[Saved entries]
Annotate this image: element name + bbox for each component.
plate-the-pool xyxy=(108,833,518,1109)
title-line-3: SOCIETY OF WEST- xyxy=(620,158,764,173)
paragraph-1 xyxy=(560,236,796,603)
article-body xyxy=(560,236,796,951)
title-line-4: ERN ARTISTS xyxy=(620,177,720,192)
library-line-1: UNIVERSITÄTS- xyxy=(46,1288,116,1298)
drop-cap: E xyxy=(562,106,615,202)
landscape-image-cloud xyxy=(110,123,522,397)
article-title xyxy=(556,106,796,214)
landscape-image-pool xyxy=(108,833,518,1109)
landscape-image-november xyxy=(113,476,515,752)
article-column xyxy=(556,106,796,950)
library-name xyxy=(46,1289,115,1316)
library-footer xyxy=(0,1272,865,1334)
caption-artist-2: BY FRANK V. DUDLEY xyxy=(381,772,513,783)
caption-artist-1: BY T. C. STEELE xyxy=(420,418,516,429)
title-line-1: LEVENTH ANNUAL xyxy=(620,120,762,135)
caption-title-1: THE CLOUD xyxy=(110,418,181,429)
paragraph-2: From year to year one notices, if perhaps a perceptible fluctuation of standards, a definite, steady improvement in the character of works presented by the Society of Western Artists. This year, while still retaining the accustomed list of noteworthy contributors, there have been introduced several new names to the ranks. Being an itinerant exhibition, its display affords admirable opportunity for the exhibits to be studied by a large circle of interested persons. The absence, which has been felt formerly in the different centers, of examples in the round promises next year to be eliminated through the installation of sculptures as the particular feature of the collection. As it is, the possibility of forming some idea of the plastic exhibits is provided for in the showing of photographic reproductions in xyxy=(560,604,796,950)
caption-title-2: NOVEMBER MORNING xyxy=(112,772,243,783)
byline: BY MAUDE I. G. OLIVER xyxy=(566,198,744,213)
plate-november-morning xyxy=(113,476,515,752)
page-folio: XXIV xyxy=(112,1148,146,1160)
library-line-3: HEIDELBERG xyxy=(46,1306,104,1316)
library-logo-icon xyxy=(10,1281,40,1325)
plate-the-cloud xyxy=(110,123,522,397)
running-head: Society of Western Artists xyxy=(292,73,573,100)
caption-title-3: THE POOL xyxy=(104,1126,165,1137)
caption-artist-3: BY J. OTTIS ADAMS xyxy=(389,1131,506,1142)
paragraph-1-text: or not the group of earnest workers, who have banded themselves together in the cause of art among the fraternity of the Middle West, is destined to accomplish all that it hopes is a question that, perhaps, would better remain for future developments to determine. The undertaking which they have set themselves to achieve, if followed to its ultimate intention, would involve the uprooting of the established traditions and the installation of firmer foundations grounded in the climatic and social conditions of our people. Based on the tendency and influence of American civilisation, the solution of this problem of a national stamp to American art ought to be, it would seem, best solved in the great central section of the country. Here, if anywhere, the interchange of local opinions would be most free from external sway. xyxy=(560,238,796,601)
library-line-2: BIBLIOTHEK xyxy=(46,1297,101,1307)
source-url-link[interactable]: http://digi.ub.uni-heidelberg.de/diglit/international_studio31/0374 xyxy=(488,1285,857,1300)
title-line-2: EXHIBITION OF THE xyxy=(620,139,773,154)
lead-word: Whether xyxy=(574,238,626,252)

- **Challenge**: Copy the lines above from all the saved entries, putting "Society of Midwestern Artists" wherever "Society of Western Artists" appears and changing nothing else.

- **Result**:
Annotate this image: element name + bbox for each component.
plate-the-pool xyxy=(108,833,518,1109)
title-line-3: SOCIETY OF WEST- xyxy=(620,158,764,173)
paragraph-1 xyxy=(560,236,796,603)
article-body xyxy=(560,236,796,951)
title-line-4: ERN ARTISTS xyxy=(620,177,720,192)
library-line-1: UNIVERSITÄTS- xyxy=(46,1288,116,1298)
drop-cap: E xyxy=(562,106,615,202)
landscape-image-cloud xyxy=(110,123,522,397)
article-title xyxy=(556,106,796,214)
landscape-image-pool xyxy=(108,833,518,1109)
landscape-image-november xyxy=(113,476,515,752)
article-column xyxy=(556,106,796,950)
library-name xyxy=(46,1289,115,1316)
library-footer xyxy=(0,1272,865,1334)
caption-artist-2: BY FRANK V. DUDLEY xyxy=(381,772,513,783)
caption-artist-1: BY T. C. STEELE xyxy=(420,418,516,429)
title-line-1: LEVENTH ANNUAL xyxy=(620,120,762,135)
caption-title-1: THE CLOUD xyxy=(110,418,181,429)
paragraph-2: From year to year one notices, if perhaps a perceptible fluctuation of standards, a definite, steady improvement in the character of works presented by the Society of Midwestern Artists. This year, while still retaining the accustomed list of noteworthy contributors, there have been introduced several new names to the ranks. Being an itinerant exhibition, its display affords admirable opportunity for the exhibits to be studied by a large circle of interested persons. The absence, which has been felt formerly in the different centers, of examples in the round promises next year to be eliminated through the installation of sculptures as the particular feature of the collection. As it is, the possibility of forming some idea of the plastic exhibits is provided for in the showing of photographic reproductions in xyxy=(560,604,796,950)
caption-title-2: NOVEMBER MORNING xyxy=(112,772,243,783)
byline: BY MAUDE I. G. OLIVER xyxy=(566,198,744,213)
plate-november-morning xyxy=(113,476,515,752)
page-folio: XXIV xyxy=(112,1148,146,1160)
library-line-3: HEIDELBERG xyxy=(46,1306,104,1316)
library-logo-icon xyxy=(10,1281,40,1325)
plate-the-cloud xyxy=(110,123,522,397)
running-head: Society of Midwestern Artists xyxy=(292,73,573,100)
caption-title-3: THE POOL xyxy=(104,1126,165,1137)
caption-artist-3: BY J. OTTIS ADAMS xyxy=(389,1131,506,1142)
paragraph-1-text: or not the group of earnest workers, who have banded themselves together in the cause of art among the fraternity of the Middle West, is destined to accomplish all that it hopes is a question that, perhaps, would better remain for future developments to determine. The undertaking which they have set themselves to achieve, if followed to its ultimate intention, would involve the uprooting of the established traditions and the installation of firmer foundations grounded in the climatic and social conditions of our people. Based on the tendency and influence of American civilisation, the solution of this problem of a national stamp to American art ought to be, it would seem, best solved in the great central section of the country. Here, if anywhere, the interchange of local opinions would be most free from external sway. xyxy=(560,238,796,601)
library-line-2: BIBLIOTHEK xyxy=(46,1297,101,1307)
source-url-link[interactable]: http://digi.ub.uni-heidelberg.de/diglit/international_studio31/0374 xyxy=(488,1285,857,1300)
title-line-2: EXHIBITION OF THE xyxy=(620,139,773,154)
lead-word: Whether xyxy=(574,238,626,252)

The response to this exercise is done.